Directions for this task: Rewrite these records with every "answer" swapped for "key", leaving everything else unchanged.

# START OF Data shown

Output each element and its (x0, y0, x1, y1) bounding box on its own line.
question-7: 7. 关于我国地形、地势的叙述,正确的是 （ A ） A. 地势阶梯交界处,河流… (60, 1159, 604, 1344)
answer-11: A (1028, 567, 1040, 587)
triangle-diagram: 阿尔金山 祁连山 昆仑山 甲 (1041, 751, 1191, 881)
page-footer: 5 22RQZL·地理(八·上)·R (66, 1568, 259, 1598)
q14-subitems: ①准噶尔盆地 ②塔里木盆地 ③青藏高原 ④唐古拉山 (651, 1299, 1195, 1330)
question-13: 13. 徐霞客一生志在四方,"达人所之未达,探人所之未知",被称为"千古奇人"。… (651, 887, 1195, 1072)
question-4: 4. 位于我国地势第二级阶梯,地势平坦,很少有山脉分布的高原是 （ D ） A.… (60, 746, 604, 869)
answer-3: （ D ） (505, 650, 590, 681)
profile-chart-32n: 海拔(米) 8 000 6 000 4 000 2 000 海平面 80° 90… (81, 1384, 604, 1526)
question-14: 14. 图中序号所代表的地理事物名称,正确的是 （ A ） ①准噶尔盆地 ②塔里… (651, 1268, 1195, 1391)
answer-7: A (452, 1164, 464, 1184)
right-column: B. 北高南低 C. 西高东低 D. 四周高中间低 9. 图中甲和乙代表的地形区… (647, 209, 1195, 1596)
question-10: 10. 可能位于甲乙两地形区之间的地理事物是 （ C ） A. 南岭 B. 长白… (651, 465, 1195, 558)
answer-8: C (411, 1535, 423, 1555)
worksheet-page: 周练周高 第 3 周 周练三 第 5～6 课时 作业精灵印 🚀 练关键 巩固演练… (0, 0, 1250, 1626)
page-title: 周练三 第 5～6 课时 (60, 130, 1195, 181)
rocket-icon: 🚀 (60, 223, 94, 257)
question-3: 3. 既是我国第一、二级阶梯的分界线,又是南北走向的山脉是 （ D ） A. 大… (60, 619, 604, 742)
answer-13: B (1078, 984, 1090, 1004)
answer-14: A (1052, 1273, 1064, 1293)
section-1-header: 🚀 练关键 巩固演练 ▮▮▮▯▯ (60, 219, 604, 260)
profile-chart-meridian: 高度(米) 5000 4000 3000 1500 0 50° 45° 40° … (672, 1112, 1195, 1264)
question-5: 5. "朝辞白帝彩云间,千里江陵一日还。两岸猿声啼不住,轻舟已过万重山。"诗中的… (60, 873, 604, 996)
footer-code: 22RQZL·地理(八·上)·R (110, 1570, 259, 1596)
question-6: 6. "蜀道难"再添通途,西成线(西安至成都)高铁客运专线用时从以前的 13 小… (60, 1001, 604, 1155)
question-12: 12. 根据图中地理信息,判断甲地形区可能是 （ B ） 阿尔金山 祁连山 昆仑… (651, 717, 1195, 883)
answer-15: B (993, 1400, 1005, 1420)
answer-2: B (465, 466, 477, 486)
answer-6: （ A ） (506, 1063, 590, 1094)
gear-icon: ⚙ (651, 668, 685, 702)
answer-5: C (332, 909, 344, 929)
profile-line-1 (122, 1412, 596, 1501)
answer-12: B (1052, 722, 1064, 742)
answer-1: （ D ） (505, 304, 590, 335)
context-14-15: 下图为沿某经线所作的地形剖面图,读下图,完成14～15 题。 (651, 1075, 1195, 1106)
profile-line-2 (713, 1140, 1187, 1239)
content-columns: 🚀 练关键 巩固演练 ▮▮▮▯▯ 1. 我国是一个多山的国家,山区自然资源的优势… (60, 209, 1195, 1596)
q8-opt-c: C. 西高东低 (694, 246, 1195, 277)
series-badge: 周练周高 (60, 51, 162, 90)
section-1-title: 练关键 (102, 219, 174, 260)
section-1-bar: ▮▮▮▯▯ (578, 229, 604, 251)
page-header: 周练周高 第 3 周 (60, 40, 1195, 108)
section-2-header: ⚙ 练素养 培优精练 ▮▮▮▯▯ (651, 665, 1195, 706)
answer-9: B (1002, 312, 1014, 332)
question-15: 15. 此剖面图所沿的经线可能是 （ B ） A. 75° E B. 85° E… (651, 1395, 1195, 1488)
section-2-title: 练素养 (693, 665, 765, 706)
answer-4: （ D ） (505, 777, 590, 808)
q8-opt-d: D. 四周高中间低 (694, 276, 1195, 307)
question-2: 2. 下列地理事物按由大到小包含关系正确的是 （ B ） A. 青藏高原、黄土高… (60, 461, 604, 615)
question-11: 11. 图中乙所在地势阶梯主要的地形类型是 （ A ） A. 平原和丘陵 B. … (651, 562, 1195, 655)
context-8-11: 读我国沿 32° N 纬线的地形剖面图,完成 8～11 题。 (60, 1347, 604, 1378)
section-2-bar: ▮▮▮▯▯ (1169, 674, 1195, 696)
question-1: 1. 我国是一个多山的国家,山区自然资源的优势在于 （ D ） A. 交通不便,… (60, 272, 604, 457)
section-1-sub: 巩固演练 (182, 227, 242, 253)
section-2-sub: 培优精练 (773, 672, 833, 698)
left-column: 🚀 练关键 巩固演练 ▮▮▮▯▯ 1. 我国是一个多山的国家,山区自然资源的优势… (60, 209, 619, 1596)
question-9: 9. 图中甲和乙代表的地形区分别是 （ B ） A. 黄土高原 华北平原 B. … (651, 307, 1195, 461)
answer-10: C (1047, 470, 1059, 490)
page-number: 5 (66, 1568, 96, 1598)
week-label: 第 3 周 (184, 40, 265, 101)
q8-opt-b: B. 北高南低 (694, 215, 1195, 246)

# END OF Data shown

Solution:
Output each element and its (x0, y0, x1, y1) bounding box on its own line.
question-7: 7. 关于我国地形、地势的叙述,正确的是 （ A ） A. 地势阶梯交界处,河流… (60, 1159, 604, 1344)
key-11: A (1028, 567, 1040, 587)
triangle-diagram: 阿尔金山 祁连山 昆仑山 甲 (1041, 751, 1191, 881)
page-footer: 5 22RQZL·地理(八·上)·R (66, 1568, 259, 1598)
q14-subitems: ①准噶尔盆地 ②塔里木盆地 ③青藏高原 ④唐古拉山 (651, 1299, 1195, 1330)
question-13: 13. 徐霞客一生志在四方,"达人所之未达,探人所之未知",被称为"千古奇人"。… (651, 887, 1195, 1072)
question-4: 4. 位于我国地势第二级阶梯,地势平坦,很少有山脉分布的高原是 （ D ） A.… (60, 746, 604, 869)
key-3: （ D ） (505, 650, 590, 681)
profile-chart-32n: 海拔(米) 8 000 6 000 4 000 2 000 海平面 80° 90… (81, 1384, 604, 1526)
question-14: 14. 图中序号所代表的地理事物名称,正确的是 （ A ） ①准噶尔盆地 ②塔里… (651, 1268, 1195, 1391)
key-7: A (452, 1164, 464, 1184)
right-column: B. 北高南低 C. 西高东低 D. 四周高中间低 9. 图中甲和乙代表的地形区… (647, 209, 1195, 1596)
question-10: 10. 可能位于甲乙两地形区之间的地理事物是 （ C ） A. 南岭 B. 长白… (651, 465, 1195, 558)
key-8: C (411, 1535, 423, 1555)
worksheet-page: 周练周高 第 3 周 周练三 第 5～6 课时 作业精灵印 🚀 练关键 巩固演练… (0, 0, 1250, 1626)
page-title: 周练三 第 5～6 课时 (60, 130, 1195, 181)
rocket-icon: 🚀 (60, 223, 94, 257)
question-3: 3. 既是我国第一、二级阶梯的分界线,又是南北走向的山脉是 （ D ） A. 大… (60, 619, 604, 742)
key-13: B (1078, 984, 1090, 1004)
key-14: A (1052, 1273, 1064, 1293)
section-1-header: 🚀 练关键 巩固演练 ▮▮▮▯▯ (60, 219, 604, 260)
profile-chart-meridian: 高度(米) 5000 4000 3000 1500 0 50° 45° 40° … (672, 1112, 1195, 1264)
question-5: 5. "朝辞白帝彩云间,千里江陵一日还。两岸猿声啼不住,轻舟已过万重山。"诗中的… (60, 873, 604, 996)
footer-code: 22RQZL·地理(八·上)·R (110, 1570, 259, 1596)
question-6: 6. "蜀道难"再添通途,西成线(西安至成都)高铁客运专线用时从以前的 13 小… (60, 1001, 604, 1155)
question-12: 12. 根据图中地理信息,判断甲地形区可能是 （ B ） 阿尔金山 祁连山 昆仑… (651, 717, 1195, 883)
key-15: B (993, 1400, 1005, 1420)
key-2: B (465, 466, 477, 486)
key-6: （ A ） (506, 1063, 590, 1094)
gear-icon: ⚙ (651, 668, 685, 702)
key-5: C (332, 909, 344, 929)
profile-line-1 (122, 1412, 596, 1501)
key-12: B (1052, 722, 1064, 742)
key-1: （ D ） (505, 304, 590, 335)
context-14-15: 下图为沿某经线所作的地形剖面图,读下图,完成14～15 题。 (651, 1075, 1195, 1106)
profile-line-2 (713, 1140, 1187, 1239)
content-columns: 🚀 练关键 巩固演练 ▮▮▮▯▯ 1. 我国是一个多山的国家,山区自然资源的优势… (60, 209, 1195, 1596)
q8-opt-c: C. 西高东低 (694, 246, 1195, 277)
series-badge: 周练周高 (60, 51, 162, 90)
section-1-title: 练关键 (102, 219, 174, 260)
section-1-bar: ▮▮▮▯▯ (578, 229, 604, 251)
page-header: 周练周高 第 3 周 (60, 40, 1195, 108)
section-2-header: ⚙ 练素养 培优精练 ▮▮▮▯▯ (651, 665, 1195, 706)
key-9: B (1002, 312, 1014, 332)
question-15: 15. 此剖面图所沿的经线可能是 （ B ） A. 75° E B. 85° E… (651, 1395, 1195, 1488)
section-2-title: 练素养 (693, 665, 765, 706)
key-4: （ D ） (505, 777, 590, 808)
q8-opt-d: D. 四周高中间低 (694, 276, 1195, 307)
question-2: 2. 下列地理事物按由大到小包含关系正确的是 （ B ） A. 青藏高原、黄土高… (60, 461, 604, 615)
question-11: 11. 图中乙所在地势阶梯主要的地形类型是 （ A ） A. 平原和丘陵 B. … (651, 562, 1195, 655)
context-8-11: 读我国沿 32° N 纬线的地形剖面图,完成 8～11 题。 (60, 1347, 604, 1378)
section-2-bar: ▮▮▮▯▯ (1169, 674, 1195, 696)
question-1: 1. 我国是一个多山的国家,山区自然资源的优势在于 （ D ） A. 交通不便,… (60, 272, 604, 457)
section-1-sub: 巩固演练 (182, 227, 242, 253)
section-2-sub: 培优精练 (773, 672, 833, 698)
left-column: 🚀 练关键 巩固演练 ▮▮▮▯▯ 1. 我国是一个多山的国家,山区自然资源的优势… (60, 209, 619, 1596)
question-9: 9. 图中甲和乙代表的地形区分别是 （ B ） A. 黄土高原 华北平原 B. … (651, 307, 1195, 461)
key-10: C (1047, 470, 1059, 490)
page-number: 5 (66, 1568, 96, 1598)
week-label: 第 3 周 (184, 40, 265, 101)
q8-opt-b: B. 北高南低 (694, 215, 1195, 246)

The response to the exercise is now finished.